Your goal: Extract every line below, verbatim.

:::

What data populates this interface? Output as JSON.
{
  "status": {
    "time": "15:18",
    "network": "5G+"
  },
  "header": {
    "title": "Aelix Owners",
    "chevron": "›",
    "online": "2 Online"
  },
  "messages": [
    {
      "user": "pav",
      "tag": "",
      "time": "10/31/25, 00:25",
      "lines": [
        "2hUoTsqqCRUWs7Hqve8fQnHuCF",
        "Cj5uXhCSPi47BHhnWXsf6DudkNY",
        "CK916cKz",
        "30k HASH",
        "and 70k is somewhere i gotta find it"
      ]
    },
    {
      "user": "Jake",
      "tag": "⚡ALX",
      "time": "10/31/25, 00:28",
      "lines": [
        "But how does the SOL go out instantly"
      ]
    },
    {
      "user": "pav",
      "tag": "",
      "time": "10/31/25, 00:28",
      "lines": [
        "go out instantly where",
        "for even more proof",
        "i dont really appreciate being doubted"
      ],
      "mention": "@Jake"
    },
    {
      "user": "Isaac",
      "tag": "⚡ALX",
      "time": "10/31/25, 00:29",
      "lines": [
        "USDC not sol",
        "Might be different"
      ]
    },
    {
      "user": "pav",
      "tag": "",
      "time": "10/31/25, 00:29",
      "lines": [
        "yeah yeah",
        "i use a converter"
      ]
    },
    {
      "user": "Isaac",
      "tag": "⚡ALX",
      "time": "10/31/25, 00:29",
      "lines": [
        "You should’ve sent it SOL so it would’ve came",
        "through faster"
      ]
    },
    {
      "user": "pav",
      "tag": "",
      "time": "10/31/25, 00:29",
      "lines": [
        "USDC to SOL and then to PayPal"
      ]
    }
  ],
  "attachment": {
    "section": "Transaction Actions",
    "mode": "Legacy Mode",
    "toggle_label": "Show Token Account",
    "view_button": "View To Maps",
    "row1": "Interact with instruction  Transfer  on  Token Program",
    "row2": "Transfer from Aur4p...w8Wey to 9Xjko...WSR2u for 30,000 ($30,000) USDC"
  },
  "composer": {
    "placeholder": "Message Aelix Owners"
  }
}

:::

Task result:
What data populates this interface? Output as JSON.
{
  "status": {
    "time": "15:18",
    "network": "5G+"
  },
  "header": {
    "title": "Aelix Owners",
    "chevron": "›",
    "online": "2 Online"
  },
  "messages": [
    {
      "user": "pav",
      "tag": "",
      "time": "10/31/25, 00:25",
      "lines": [
        "2hUoTsqqCRUWs7Hqve8fQnHuCF",
        "Cj5uXhCSPi47BHhnWXsf6DudkNY",
        "CK916cKz",
        "30k HASH",
        "and 70k is somewhere i gotta find it"
      ]
    },
    {
      "user": "Jake",
      "tag": "⚡ALX",
      "time": "10/31/25, 00:28",
      "lines": [
        "But how does the SOL go out instantly"
      ]
    },
    {
      "user": "pav",
      "tag": "",
      "time": "10/31/25, 00:28",
      "lines": [
        "go out instantly where",
        "for even more proof",
        "i dont really appreciate being doubted"
      ],
      "mention": "@Jake"
    },
    {
      "user": "Isaac",
      "tag": "⚡ALX",
      "time": "10/31/25, 00:29",
      "lines": [
        "USDC not sol",
        "Might be different"
      ]
    },
    {
      "user": "pav",
      "tag": "",
      "time": "10/31/25, 00:29",
      "lines": [
        "yeah yeah",
        "i use a converter"
      ]
    },
    {
      "user": "Isaac",
      "tag": "⚡ALX",
      "time": "10/31/25, 00:29",
      "lines": [
        "You should’ve sent it SOL so it would’ve came",
        "through faster"
      ]
    },
    {
      "user": "pav",
      "tag": "",
      "time": "10/31/25, 00:29",
      "lines": [
        "USDC to SOL and then to PayPal"
      ]
    }
  ],
  "attachment": {
    "section": "Transaction Actions",
    "mode": "Legacy Mode",
    "toggle_label": "Show Token Account",
    "view_button": "View To Maps",
    "row1": "Interact with instruction  Transfer  on  Token Program",
    "row2": "Transfer from Aur4p...w8Wey to 9Xjko...WSR2u for 30,000 ($30,000) USDC"
  },
  "composer": {
    "placeholder": "Message Aelix Owners"
  }
}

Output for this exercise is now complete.